Problem details: Set down the records once more, please, exactly and with the pictures left out.

+ + +

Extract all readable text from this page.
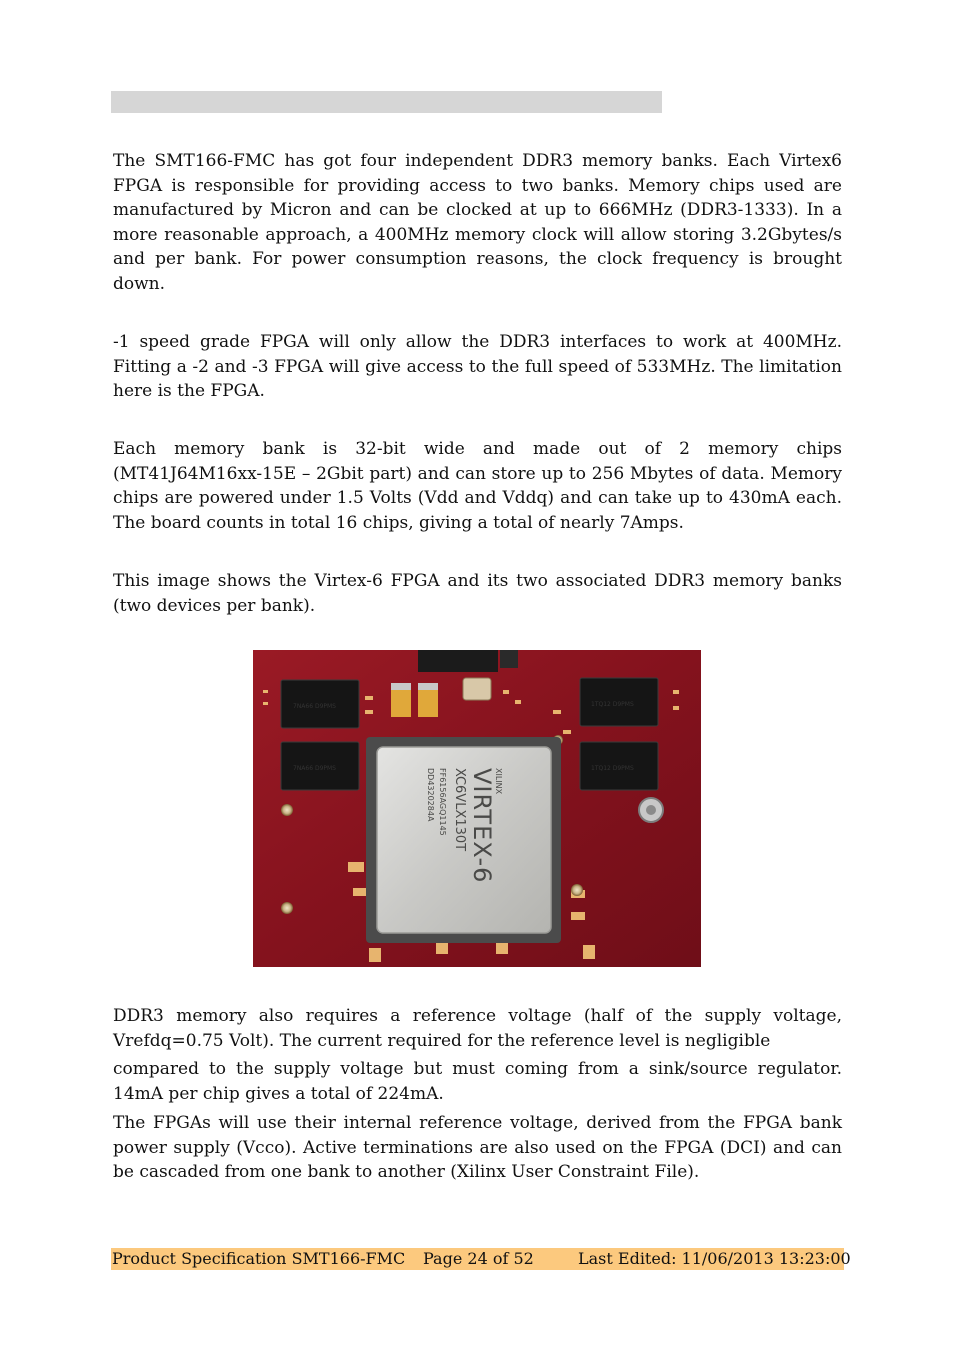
The SMT166-FMC has got four independent DDR3 memory banks. Each Virtex6 FPGA is responsible for providing access to two banks. Memory chips used are manufactured by Micron and can be clocked at up to 666MHz (DDR3-1333). In a more reasonable approach, a 400MHz memory clock will allow storing 3.2Gbytes/s and per bank. For power consumption reasons, the clock frequency is brought down.

-1 speed grade FPGA will only allow the DDR3 interfaces to work at 400MHz. Fitting a -2 and -3 FPGA will give access to the full speed of 533MHz. The limitation here is the FPGA.

Each memory bank is 32-bit wide and made out of 2 memory chips (MT41J64M16xx-15E – 2Gbit part) and can store up to 256 Mbytes of data. Memory chips are powered under 1.5 Volts (Vdd and Vddq) and can take up to 430mA each. The board counts in total 16 chips, giving a total of nearly 7Amps.

This image shows the Virtex-6 FPGA and its two associated DDR3 memory banks (two devices per bank).

7NA66 D9PMS
7NA66 D9PMS
1TQ12 D9PMS
1TQ12 D9PMS
XILINX
VIRTEX-6
XC6VLX130T
FF6156AGQ1145
DD4320284A

DDR3 memory also requires a reference voltage (half of the supply voltage, Vrefdq=0.75 Volt). The current required for the reference level is negligible

compared to the supply voltage but must coming from a sink/source regulator. 14mA per chip gives a total of 224mA.

The FPGAs will use their internal reference voltage, derived from the FPGA bank power supply (Vcco). Active terminations are also used on the FPGA (DCI) and can be cascaded from one bank to another (Xilinx User Constraint File).

Product Specification SMT166-FMC Page 24 of 52	Last Edited: 11/06/2013 13:23:00
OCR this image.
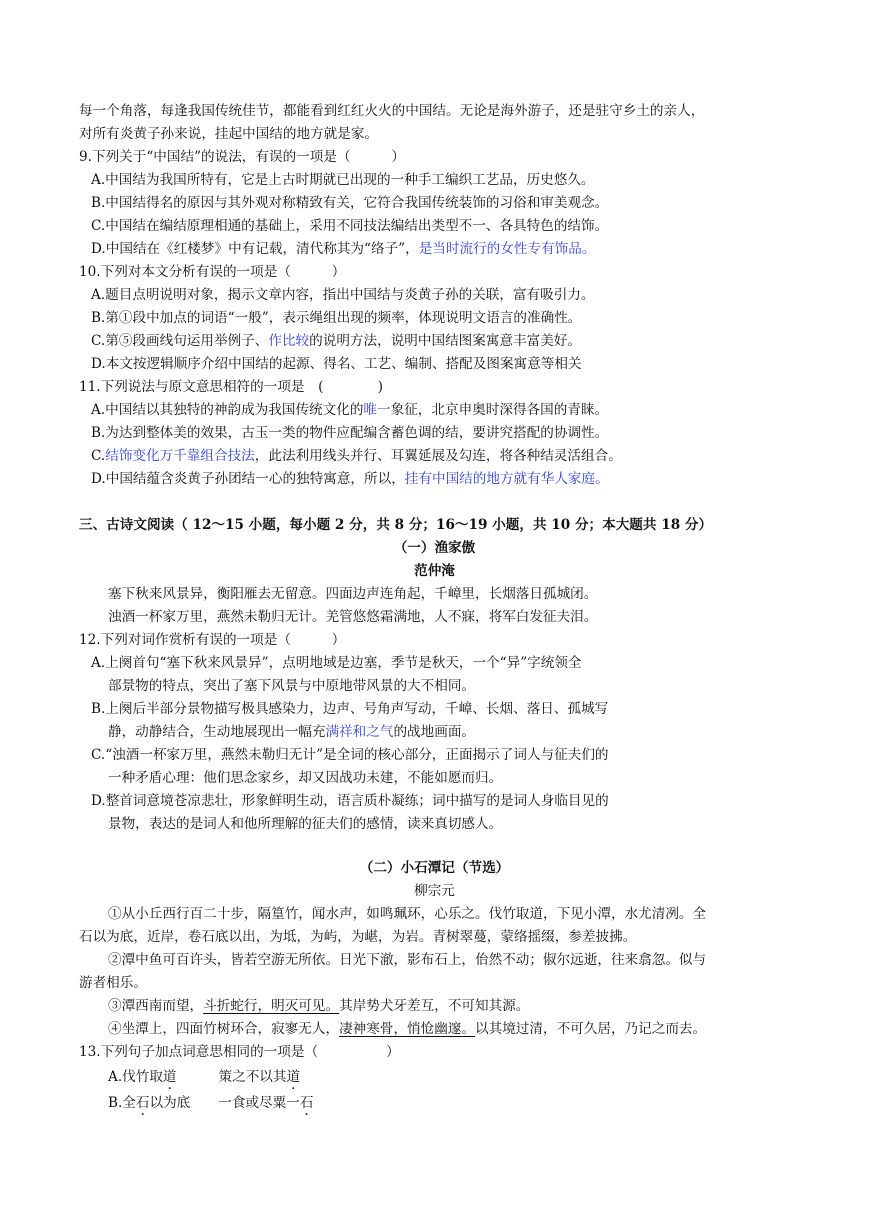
每一个角落，每逢我国传统佳节，都能看到红红火火的中国结。无论是海外游子，还是驻守乡土的亲人，
对所有炎黄子孙来说，挂起中国结的地方就是家。
9.下列关于“中国结”的说法，有误的一项是（　　　）
A.中国结为我国所特有，它是上古时期就已出现的一种手工编织工艺品，历史悠久。
B.中国结得名的原因与其外观对称精致有关，它符合我国传统装饰的习俗和审美观念。
C.中国结在编结原理相通的基础上，采用不同技法编结出类型不一、各具特色的结饰。
D.中国结在《红楼梦》中有记载，清代称其为“络子”，是当时流行的女性专有饰品。
10.下列对本文分析有误的一项是（　　　）
A.题目点明说明对象，揭示文章内容，指出中国结与炎黄子孙的关联，富有吸引力。
B.第①段中加点的词语“一般”，表示绳组出现的频率，体现说明文语言的准确性。
C.第⑤段画线句运用举例子、作比较的说明方法，说明中国结图案寓意丰富美好。
D.本文按逻辑顺序介绍中国结的起源、得名、工艺、编制、搭配及图案寓意等相关
11.下列说法与原文意思相符的一项是　(　　　　)
A.中国结以其独特的神韵成为我国传统文化的唯一象征，北京申奥时深得各国的青睐。
B.为达到整体美的效果，古玉一类的物件应配编含蓄色调的结，要讲究搭配的协调性。
C.结饰变化万千靠组合技法，此法利用线头并行、耳翼延展及勾连，将各种结灵活组合。
D.中国结蕴含炎黄子孙团结一心的独特寓意，所以，挂有中国结的地方就有华人家庭。
三、古诗文阅读（ 12～15 小题，每小题 2 分，共 8 分；16～19 小题，共 10 分；本大题共 18 分）
（一）渔家傲
范仲淹
塞下秋来风景异，衡阳雁去无留意。四面边声连角起，千嶂里，长烟落日孤城闭。
浊酒一杯家万里，燕然未勒归无计。羌管悠悠霜满地，人不寐，将军白发征夫泪。
12.下列对词作赏析有误的一项是（　　　）
A.上阕首句“塞下秋来风景异”，点明地域是边塞，季节是秋天，一个“异”字统领全
部景物的特点，突出了塞下风景与中原地带风景的大不相同。
B.上阕后半部分景物描写极具感染力，边声、号角声写动，千嶂、长烟、落日、孤城写
静，动静结合，生动地展现出一幅充满祥和之气的战地画面。
C.“浊酒一杯家万里，燕然未勒归无计”是全词的核心部分，正面揭示了词人与征夫们的
一种矛盾心理：他们思念家乡，却又因战功未建，不能如愿而归。
D.整首词意境苍凉悲壮，形象鲜明生动，语言质朴凝练；词中描写的是词人身临目见的
景物，表达的是词人和他所理解的征夫们的感情，读来真切感人。
（二）小石潭记（节选）
柳宗元
①从小丘西行百二十步，隔篁竹，闻水声，如鸣珮环，心乐之。伐竹取道，下见小潭，水尤清冽。全
石以为底，近岸，卷石底以出，为坻，为屿，为嵁，为岩。青树翠蔓，蒙络摇缀，参差披拂。
②潭中鱼可百许头，皆若空游无所依。日光下澈，影布石上，佁然不动；俶尔远逝，往来翕忽。似与
游者相乐。
③潭西南而望，斗折蛇行，明灭可见。其岸势犬牙差互，不可知其源。
④坐潭上，四面竹树环合，寂寥无人，凄神寒骨，悄怆幽邃。以其境过清，不可久居，乃记之而去。
13.下列句子加点词意思相同的一项是（　　　　　）
A.伐竹取道	策之不以其道
B.全石以为底 一食或尽粟一石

+ + +

Answer for the task:
Extract all readable text from this page.
The SMT166-FMC has got four independent DDR3 memory banks. Each Virtex6 FPGA is responsible for providing access to two banks. Memory chips used are manufactured by Micron and can be clocked at up to 666MHz (DDR3-1333). In a more reasonable approach, a 400MHz memory clock will allow storing 3.2Gbytes/s and per bank. For power consumption reasons, the clock frequency is brought down.

-1 speed grade FPGA will only allow the DDR3 interfaces to work at 400MHz. Fitting a -2 and -3 FPGA will give access to the full speed of 533MHz. The limitation here is the FPGA.

Each memory bank is 32-bit wide and made out of 2 memory chips (MT41J64M16xx-15E – 2Gbit part) and can store up to 256 Mbytes of data. Memory chips are powered under 1.5 Volts (Vdd and Vddq) and can take up to 430mA each. The board counts in total 16 chips, giving a total of nearly 7Amps.

This image shows the Virtex-6 FPGA and its two associated DDR3 memory banks (two devices per bank).

7NA66 D9PMS
7NA66 D9PMS
1TQ12 D9PMS
1TQ12 D9PMS
XILINX
VIRTEX-6
XC6VLX130T
FF6156AGQ1145
DD4320284A

DDR3 memory also requires a reference voltage (half of the supply voltage, Vrefdq=0.75 Volt). The current required for the reference level is negligible

compared to the supply voltage but must coming from a sink/source regulator. 14mA per chip gives a total of 224mA.

The FPGAs will use their internal reference voltage, derived from the FPGA bank power supply (Vcco). Active terminations are also used on the FPGA (DCI) and can be cascaded from one bank to another (Xilinx User Constraint File).

Product Specification SMT166-FMC Page 24 of 52	Last Edited: 11/06/2013 13:23:00
OCR this image.
每一个角落，每逢我国传统佳节，都能看到红红火火的中国结。无论是海外游子，还是驻守乡土的亲人，
对所有炎黄子孙来说，挂起中国结的地方就是家。
9.下列关于“中国结”的说法，有误的一项是（　　　）
A.中国结为我国所特有，它是上古时期就已出现的一种手工编织工艺品，历史悠久。
B.中国结得名的原因与其外观对称精致有关，它符合我国传统装饰的习俗和审美观念。
C.中国结在编结原理相通的基础上，采用不同技法编结出类型不一、各具特色的结饰。
D.中国结在《红楼梦》中有记载，清代称其为“络子”，是当时流行的女性专有饰品。
10.下列对本文分析有误的一项是（　　　）
A.题目点明说明对象，揭示文章内容，指出中国结与炎黄子孙的关联，富有吸引力。
B.第①段中加点的词语“一般”，表示绳组出现的频率，体现说明文语言的准确性。
C.第⑤段画线句运用举例子、作比较的说明方法，说明中国结图案寓意丰富美好。
D.本文按逻辑顺序介绍中国结的起源、得名、工艺、编制、搭配及图案寓意等相关
11.下列说法与原文意思相符的一项是　(　　　　)
A.中国结以其独特的神韵成为我国传统文化的唯一象征，北京申奥时深得各国的青睐。
B.为达到整体美的效果，古玉一类的物件应配编含蓄色调的结，要讲究搭配的协调性。
C.结饰变化万千靠组合技法，此法利用线头并行、耳翼延展及勾连，将各种结灵活组合。
D.中国结蕴含炎黄子孙团结一心的独特寓意，所以，挂有中国结的地方就有华人家庭。
三、古诗文阅读（ 12～15 小题，每小题 2 分，共 8 分；16～19 小题，共 10 分；本大题共 18 分）
（一）渔家傲
范仲淹
塞下秋来风景异，衡阳雁去无留意。四面边声连角起，千嶂里，长烟落日孤城闭。
浊酒一杯家万里，燕然未勒归无计。羌管悠悠霜满地，人不寐，将军白发征夫泪。
12.下列对词作赏析有误的一项是（　　　）
A.上阕首句“塞下秋来风景异”，点明地域是边塞，季节是秋天，一个“异”字统领全
部景物的特点，突出了塞下风景与中原地带风景的大不相同。
B.上阕后半部分景物描写极具感染力，边声、号角声写动，千嶂、长烟、落日、孤城写
静，动静结合，生动地展现出一幅充满祥和之气的战地画面。
C.“浊酒一杯家万里，燕然未勒归无计”是全词的核心部分，正面揭示了词人与征夫们的
一种矛盾心理：他们思念家乡，却又因战功未建，不能如愿而归。
D.整首词意境苍凉悲壮，形象鲜明生动，语言质朴凝练；词中描写的是词人身临目见的
景物，表达的是词人和他所理解的征夫们的感情，读来真切感人。
（二）小石潭记（节选）
柳宗元
①从小丘西行百二十步，隔篁竹，闻水声，如鸣珮环，心乐之。伐竹取道，下见小潭，水尤清冽。全
石以为底，近岸，卷石底以出，为坻，为屿，为嵁，为岩。青树翠蔓，蒙络摇缀，参差披拂。
②潭中鱼可百许头，皆若空游无所依。日光下澈，影布石上，佁然不动；俶尔远逝，往来翕忽。似与
游者相乐。
③潭西南而望，斗折蛇行，明灭可见。其岸势犬牙差互，不可知其源。
④坐潭上，四面竹树环合，寂寥无人，凄神寒骨，悄怆幽邃。以其境过清，不可久居，乃记之而去。
13.下列句子加点词意思相同的一项是（　　　　　）
A.伐竹取道	策之不以其道
B.全石以为底 一食或尽粟一石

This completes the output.